Every line of the material that follows must be printed again exactly.

## START Material provided

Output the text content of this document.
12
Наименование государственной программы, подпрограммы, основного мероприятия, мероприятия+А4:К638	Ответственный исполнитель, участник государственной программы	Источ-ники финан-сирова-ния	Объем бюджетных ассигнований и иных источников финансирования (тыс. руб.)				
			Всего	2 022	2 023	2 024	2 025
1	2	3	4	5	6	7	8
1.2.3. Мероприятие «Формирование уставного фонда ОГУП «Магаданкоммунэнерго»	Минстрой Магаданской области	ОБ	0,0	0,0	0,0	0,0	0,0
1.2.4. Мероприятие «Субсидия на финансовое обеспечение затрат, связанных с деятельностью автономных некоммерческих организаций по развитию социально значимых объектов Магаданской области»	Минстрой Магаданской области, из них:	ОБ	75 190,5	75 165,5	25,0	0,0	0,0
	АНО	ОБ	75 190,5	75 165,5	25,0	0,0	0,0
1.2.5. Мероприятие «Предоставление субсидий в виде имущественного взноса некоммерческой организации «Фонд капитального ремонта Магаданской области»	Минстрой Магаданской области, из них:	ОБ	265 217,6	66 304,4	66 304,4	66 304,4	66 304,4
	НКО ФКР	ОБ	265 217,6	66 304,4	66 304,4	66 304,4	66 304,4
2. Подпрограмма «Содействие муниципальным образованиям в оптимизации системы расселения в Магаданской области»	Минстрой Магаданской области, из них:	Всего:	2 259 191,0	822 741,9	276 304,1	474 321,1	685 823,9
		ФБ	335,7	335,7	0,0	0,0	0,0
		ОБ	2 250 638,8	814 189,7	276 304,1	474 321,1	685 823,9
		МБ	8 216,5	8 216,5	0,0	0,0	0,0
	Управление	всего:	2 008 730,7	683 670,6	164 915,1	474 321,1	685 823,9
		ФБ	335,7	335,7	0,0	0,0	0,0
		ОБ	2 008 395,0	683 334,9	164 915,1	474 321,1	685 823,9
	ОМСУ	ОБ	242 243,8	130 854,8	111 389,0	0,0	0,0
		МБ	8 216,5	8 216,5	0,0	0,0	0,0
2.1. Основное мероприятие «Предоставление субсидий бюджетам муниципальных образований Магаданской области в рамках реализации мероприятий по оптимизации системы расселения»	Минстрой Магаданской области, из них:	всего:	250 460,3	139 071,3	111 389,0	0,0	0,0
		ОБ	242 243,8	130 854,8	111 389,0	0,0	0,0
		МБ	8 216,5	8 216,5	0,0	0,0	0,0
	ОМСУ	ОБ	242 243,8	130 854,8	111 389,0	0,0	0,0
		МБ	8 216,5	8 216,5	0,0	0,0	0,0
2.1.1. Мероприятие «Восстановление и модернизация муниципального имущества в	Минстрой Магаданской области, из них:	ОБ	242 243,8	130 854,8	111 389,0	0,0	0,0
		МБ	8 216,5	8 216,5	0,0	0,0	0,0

## END Material provided

> [Task output]:
Output the text content of this document.
12
Наименование государственной программы, подпрограммы, основного мероприятия, мероприятия+А4:К638	Ответственный исполнитель, участник государственной программы	Источ-ники финан-сирова-ния	Объем бюджетных ассигнований и иных источников финансирования (тыс. руб.)				
			Всего	2 022	2 023	2 024	2 025
1	2	3	4	5	6	7	8
1.2.3. Мероприятие «Формирование уставного фонда ОГУП «Магаданкоммунэнерго»	Минстрой Магаданской области	ОБ	0,0	0,0	0,0	0,0	0,0
1.2.4. Мероприятие «Субсидия на финансовое обеспечение затрат, связанных с деятельностью автономных некоммерческих организаций по развитию социально значимых объектов Магаданской области»	Минстрой Магаданской области, из них:	ОБ	75 190,5	75 165,5	25,0	0,0	0,0
	АНО	ОБ	75 190,5	75 165,5	25,0	0,0	0,0
1.2.5. Мероприятие «Предоставление субсидий в виде имущественного взноса некоммерческой организации «Фонд капитального ремонта Магаданской области»	Минстрой Магаданской области, из них:	ОБ	265 217,6	66 304,4	66 304,4	66 304,4	66 304,4
	НКО ФКР	ОБ	265 217,6	66 304,4	66 304,4	66 304,4	66 304,4
2. Подпрограмма «Содействие муниципальным образованиям в оптимизации системы расселения в Магаданской области»	Минстрой Магаданской области, из них:	Всего:	2 259 191,0	822 741,9	276 304,1	474 321,1	685 823,9
		ФБ	335,7	335,7	0,0	0,0	0,0
		ОБ	2 250 638,8	814 189,7	276 304,1	474 321,1	685 823,9
		МБ	8 216,5	8 216,5	0,0	0,0	0,0
	Управление	всего:	2 008 730,7	683 670,6	164 915,1	474 321,1	685 823,9
		ФБ	335,7	335,7	0,0	0,0	0,0
		ОБ	2 008 395,0	683 334,9	164 915,1	474 321,1	685 823,9
	ОМСУ	ОБ	242 243,8	130 854,8	111 389,0	0,0	0,0
		МБ	8 216,5	8 216,5	0,0	0,0	0,0
2.1. Основное мероприятие «Предоставление субсидий бюджетам муниципальных образований Магаданской области в рамках реализации мероприятий по оптимизации системы расселения»	Минстрой Магаданской области, из них:	всего:	250 460,3	139 071,3	111 389,0	0,0	0,0
		ОБ	242 243,8	130 854,8	111 389,0	0,0	0,0
		МБ	8 216,5	8 216,5	0,0	0,0	0,0
	ОМСУ	ОБ	242 243,8	130 854,8	111 389,0	0,0	0,0
		МБ	8 216,5	8 216,5	0,0	0,0	0,0
2.1.1. Мероприятие «Восстановление и модернизация муниципального имущества в	Минстрой Магаданской области, из них:	ОБ	242 243,8	130 854,8	111 389,0	0,0	0,0
		МБ	8 216,5	8 216,5	0,0	0,0	0,0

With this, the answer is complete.